Tally how many lines hold the string "Praca". Your reply should be that number alone.

%%

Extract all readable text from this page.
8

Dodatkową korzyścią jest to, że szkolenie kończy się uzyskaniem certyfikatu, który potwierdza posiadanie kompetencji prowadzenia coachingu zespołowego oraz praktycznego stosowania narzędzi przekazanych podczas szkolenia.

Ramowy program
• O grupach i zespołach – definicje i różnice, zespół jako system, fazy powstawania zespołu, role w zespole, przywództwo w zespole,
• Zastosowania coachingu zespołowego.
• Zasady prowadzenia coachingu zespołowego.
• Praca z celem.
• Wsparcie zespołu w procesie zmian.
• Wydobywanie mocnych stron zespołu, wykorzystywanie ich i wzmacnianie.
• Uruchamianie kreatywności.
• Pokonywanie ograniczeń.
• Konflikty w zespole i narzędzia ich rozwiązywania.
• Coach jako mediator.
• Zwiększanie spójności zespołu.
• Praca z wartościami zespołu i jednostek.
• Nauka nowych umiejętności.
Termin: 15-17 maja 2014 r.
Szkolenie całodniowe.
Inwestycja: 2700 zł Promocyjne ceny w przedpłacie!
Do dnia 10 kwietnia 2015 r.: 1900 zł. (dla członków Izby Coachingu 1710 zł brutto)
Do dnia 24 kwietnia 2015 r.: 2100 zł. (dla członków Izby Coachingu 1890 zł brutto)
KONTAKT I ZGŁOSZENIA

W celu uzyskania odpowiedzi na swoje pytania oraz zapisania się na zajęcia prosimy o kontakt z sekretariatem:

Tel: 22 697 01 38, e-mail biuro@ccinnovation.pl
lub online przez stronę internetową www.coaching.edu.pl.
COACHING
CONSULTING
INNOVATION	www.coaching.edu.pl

%%

§ **Complete output**:
2